[Work required]
Each entry needs to be restated exactly as written.

[Records for the exercise]
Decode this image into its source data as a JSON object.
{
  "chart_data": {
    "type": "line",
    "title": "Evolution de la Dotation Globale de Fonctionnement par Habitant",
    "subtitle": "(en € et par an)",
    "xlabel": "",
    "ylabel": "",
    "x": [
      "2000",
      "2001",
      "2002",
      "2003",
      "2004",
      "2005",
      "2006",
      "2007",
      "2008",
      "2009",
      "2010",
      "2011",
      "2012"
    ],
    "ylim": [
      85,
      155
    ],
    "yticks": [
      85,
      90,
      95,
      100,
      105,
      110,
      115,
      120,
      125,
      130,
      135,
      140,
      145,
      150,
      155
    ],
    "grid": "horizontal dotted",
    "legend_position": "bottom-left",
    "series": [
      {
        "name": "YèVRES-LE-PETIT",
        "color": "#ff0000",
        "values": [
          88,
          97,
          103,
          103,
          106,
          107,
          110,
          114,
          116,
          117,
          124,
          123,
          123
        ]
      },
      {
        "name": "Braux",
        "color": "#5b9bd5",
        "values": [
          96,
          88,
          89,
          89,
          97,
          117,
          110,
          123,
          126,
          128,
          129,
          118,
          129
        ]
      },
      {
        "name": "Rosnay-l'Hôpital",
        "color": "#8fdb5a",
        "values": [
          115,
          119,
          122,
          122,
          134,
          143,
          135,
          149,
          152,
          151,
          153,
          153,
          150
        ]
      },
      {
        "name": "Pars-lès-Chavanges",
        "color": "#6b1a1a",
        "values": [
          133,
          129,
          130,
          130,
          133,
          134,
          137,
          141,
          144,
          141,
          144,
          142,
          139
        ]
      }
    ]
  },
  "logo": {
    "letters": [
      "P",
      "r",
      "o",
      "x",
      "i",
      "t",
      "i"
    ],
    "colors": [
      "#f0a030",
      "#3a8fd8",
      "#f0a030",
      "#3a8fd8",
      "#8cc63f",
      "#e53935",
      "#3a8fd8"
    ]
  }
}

[Correct response]
Decode this image into its source data as a JSON object.
{
  "chart_data": {
    "type": "line",
    "title": "Evolution de la Dotation Globale de Fonctionnement par Habitant",
    "subtitle": "(en € et par an)",
    "xlabel": "",
    "ylabel": "",
    "x": [
      "2000",
      "2001",
      "2002",
      "2003",
      "2004",
      "2005",
      "2006",
      "2007",
      "2008",
      "2009",
      "2010",
      "2011",
      "2012"
    ],
    "ylim": [
      85,
      155
    ],
    "yticks": [
      85,
      90,
      95,
      100,
      105,
      110,
      115,
      120,
      125,
      130,
      135,
      140,
      145,
      150,
      155
    ],
    "grid": "horizontal dotted",
    "legend_position": "bottom-left",
    "series": [
      {
        "name": "YèVRES-LE-PETIT",
        "color": "#ff0000",
        "values": [
          88,
          97,
          103,
          103,
          106,
          107,
          110,
          114,
          116,
          117,
          124,
          123,
          123
        ]
      },
      {
        "name": "Braux",
        "color": "#5b9bd5",
        "values": [
          96,
          88,
          89,
          89,
          97,
          117,
          110,
          123,
          126,
          128,
          129,
          118,
          129
        ]
      },
      {
        "name": "Rosnay-l'Hôpital",
        "color": "#8fdb5a",
        "values": [
          115,
          119,
          122,
          122,
          134,
          143,
          135,
          149,
          152,
          151,
          153,
          153,
          150
        ]
      },
      {
        "name": "Pars-lès-Chavanges",
        "color": "#6b1a1a",
        "values": [
          133,
          129,
          130,
          130,
          133,
          134,
          137,
          141,
          144,
          141,
          144,
          142,
          139
        ]
      }
    ]
  },
  "logo": {
    "letters": [
      "P",
      "r",
      "o",
      "x",
      "i",
      "t",
      "i"
    ],
    "colors": [
      "#f0a030",
      "#3a8fd8",
      "#f0a030",
      "#3a8fd8",
      "#8cc63f",
      "#e53935",
      "#3a8fd8"
    ]
  }
}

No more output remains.